%%

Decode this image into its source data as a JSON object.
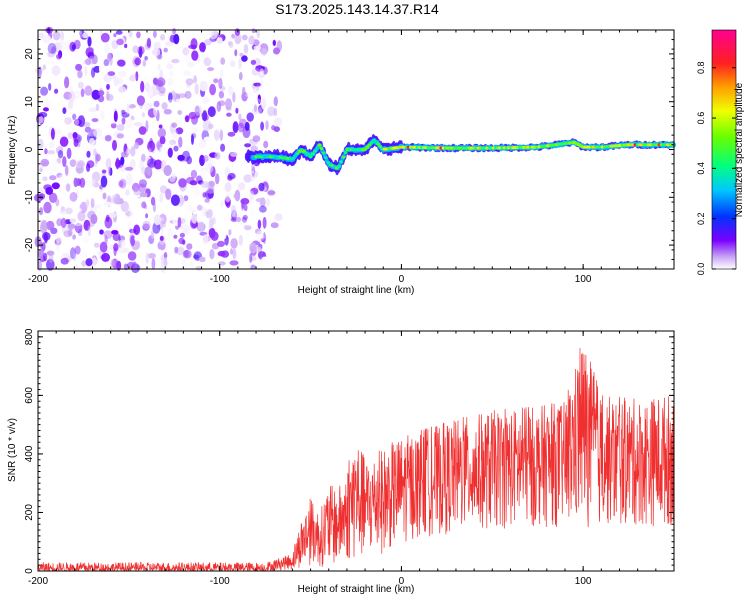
{
  "page": {
    "title": "S173.2025.143.14.37.R14"
  },
  "chart_data": [
    {
      "type": "heatmap",
      "title": "S173.2025.143.14.37.R14",
      "xlabel": "Height of straight line (km)",
      "ylabel": "Frequency (Hz)",
      "xlim": [
        -200,
        150
      ],
      "ylim": [
        -25,
        25
      ],
      "x_ticks": [
        -200,
        -100,
        0,
        100
      ],
      "y_ticks": [
        -20,
        -10,
        0,
        10,
        20
      ],
      "x_tick_labels": [
        "-200",
        "-100",
        "0",
        "100"
      ],
      "y_tick_labels": [
        "-20",
        "-10",
        "0",
        "10",
        "20"
      ],
      "colorbar": {
        "label": "Normalized spectral amplitude",
        "range": [
          0,
          0.95
        ],
        "ticks": [
          0,
          0.2,
          0.4,
          0.6,
          0.8
        ],
        "tick_labels": [
          "0.0",
          "0.2",
          "0.4",
          "0.6",
          "0.8"
        ],
        "colormap": "rainbow (white-violet-blue-cyan-green-yellow-orange-red-magenta)"
      },
      "regions": [
        {
          "name": "noise",
          "x_range": [
            -200,
            -75
          ],
          "freq_range": [
            -25,
            25
          ],
          "amplitude": [
            0.0,
            0.15
          ]
        },
        {
          "name": "ridge",
          "x_range": [
            -85,
            150
          ],
          "center_freq_approx": [
            [
              -80,
              -1.5
            ],
            [
              -70,
              -1.5
            ],
            [
              -60,
              -2
            ],
            [
              -55,
              0
            ],
            [
              -50,
              -1.5
            ],
            [
              -45,
              1
            ],
            [
              -40,
              -3
            ],
            [
              -35,
              -4
            ],
            [
              -30,
              0
            ],
            [
              -20,
              0
            ],
            [
              -15,
              2
            ],
            [
              -10,
              0
            ],
            [
              0,
              0.5
            ],
            [
              25,
              0.3
            ],
            [
              50,
              0.3
            ],
            [
              75,
              0.5
            ],
            [
              95,
              1.5
            ],
            [
              100,
              0.5
            ],
            [
              110,
              0.5
            ],
            [
              125,
              1
            ],
            [
              150,
              1
            ]
          ],
          "peak_amplitude": 0.9
        }
      ],
      "grid": false
    },
    {
      "type": "line",
      "xlabel": "Height of straight line (km)",
      "ylabel": "SNR (10 * v/v)",
      "xlim": [
        -200,
        150
      ],
      "ylim": [
        0,
        820
      ],
      "x_ticks": [
        -200,
        -100,
        0,
        100
      ],
      "y_ticks": [
        0,
        200,
        400,
        600,
        800
      ],
      "x_tick_labels": [
        "-200",
        "-100",
        "0",
        "100"
      ],
      "y_tick_labels": [
        "0",
        "200",
        "400",
        "600",
        "800"
      ],
      "color": "#f03030",
      "grid": false,
      "envelope": {
        "x": [
          -200,
          -150,
          -100,
          -75,
          -60,
          -55,
          -50,
          -45,
          -40,
          -35,
          -30,
          -25,
          -20,
          -10,
          0,
          10,
          20,
          30,
          50,
          70,
          90,
          100,
          110,
          130,
          150
        ],
        "min": [
          0,
          0,
          0,
          0,
          5,
          10,
          20,
          15,
          10,
          20,
          30,
          30,
          40,
          60,
          90,
          110,
          120,
          130,
          140,
          150,
          150,
          150,
          150,
          150,
          150
        ],
        "max": [
          30,
          30,
          30,
          30,
          60,
          180,
          250,
          200,
          300,
          280,
          350,
          470,
          380,
          420,
          460,
          480,
          500,
          520,
          550,
          560,
          580,
          800,
          600,
          590,
          610
        ]
      }
    }
  ]
}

%%

- AIM
Write the material out again exactly as it appears, dropping the pictures.

- TASK OUTPUT
Decode this image into its source data as a JSON object.
{
  "page": {
    "title": "S173.2025.143.14.37.R14"
  },
  "chart_data": [
    {
      "type": "heatmap",
      "title": "S173.2025.143.14.37.R14",
      "xlabel": "Height of straight line (km)",
      "ylabel": "Frequency (Hz)",
      "xlim": [
        -200,
        150
      ],
      "ylim": [
        -25,
        25
      ],
      "x_ticks": [
        -200,
        -100,
        0,
        100
      ],
      "y_ticks": [
        -20,
        -10,
        0,
        10,
        20
      ],
      "x_tick_labels": [
        "-200",
        "-100",
        "0",
        "100"
      ],
      "y_tick_labels": [
        "-20",
        "-10",
        "0",
        "10",
        "20"
      ],
      "colorbar": {
        "label": "Normalized spectral amplitude",
        "range": [
          0,
          0.95
        ],
        "ticks": [
          0,
          0.2,
          0.4,
          0.6,
          0.8
        ],
        "tick_labels": [
          "0.0",
          "0.2",
          "0.4",
          "0.6",
          "0.8"
        ],
        "colormap": "rainbow (white-violet-blue-cyan-green-yellow-orange-red-magenta)"
      },
      "regions": [
        {
          "name": "noise",
          "x_range": [
            -200,
            -75
          ],
          "freq_range": [
            -25,
            25
          ],
          "amplitude": [
            0.0,
            0.15
          ]
        },
        {
          "name": "ridge",
          "x_range": [
            -85,
            150
          ],
          "center_freq_approx": [
            [
              -80,
              -1.5
            ],
            [
              -70,
              -1.5
            ],
            [
              -60,
              -2
            ],
            [
              -55,
              0
            ],
            [
              -50,
              -1.5
            ],
            [
              -45,
              1
            ],
            [
              -40,
              -3
            ],
            [
              -35,
              -4
            ],
            [
              -30,
              0
            ],
            [
              -20,
              0
            ],
            [
              -15,
              2
            ],
            [
              -10,
              0
            ],
            [
              0,
              0.5
            ],
            [
              25,
              0.3
            ],
            [
              50,
              0.3
            ],
            [
              75,
              0.5
            ],
            [
              95,
              1.5
            ],
            [
              100,
              0.5
            ],
            [
              110,
              0.5
            ],
            [
              125,
              1
            ],
            [
              150,
              1
            ]
          ],
          "peak_amplitude": 0.9
        }
      ],
      "grid": false
    },
    {
      "type": "line",
      "xlabel": "Height of straight line (km)",
      "ylabel": "SNR (10 * v/v)",
      "xlim": [
        -200,
        150
      ],
      "ylim": [
        0,
        820
      ],
      "x_ticks": [
        -200,
        -100,
        0,
        100
      ],
      "y_ticks": [
        0,
        200,
        400,
        600,
        800
      ],
      "x_tick_labels": [
        "-200",
        "-100",
        "0",
        "100"
      ],
      "y_tick_labels": [
        "0",
        "200",
        "400",
        "600",
        "800"
      ],
      "color": "#f03030",
      "grid": false,
      "envelope": {
        "x": [
          -200,
          -150,
          -100,
          -75,
          -60,
          -55,
          -50,
          -45,
          -40,
          -35,
          -30,
          -25,
          -20,
          -10,
          0,
          10,
          20,
          30,
          50,
          70,
          90,
          100,
          110,
          130,
          150
        ],
        "min": [
          0,
          0,
          0,
          0,
          5,
          10,
          20,
          15,
          10,
          20,
          30,
          30,
          40,
          60,
          90,
          110,
          120,
          130,
          140,
          150,
          150,
          150,
          150,
          150,
          150
        ],
        "max": [
          30,
          30,
          30,
          30,
          60,
          180,
          250,
          200,
          300,
          280,
          350,
          470,
          380,
          420,
          460,
          480,
          500,
          520,
          550,
          560,
          580,
          800,
          600,
          590,
          610
        ]
      }
    }
  ]
}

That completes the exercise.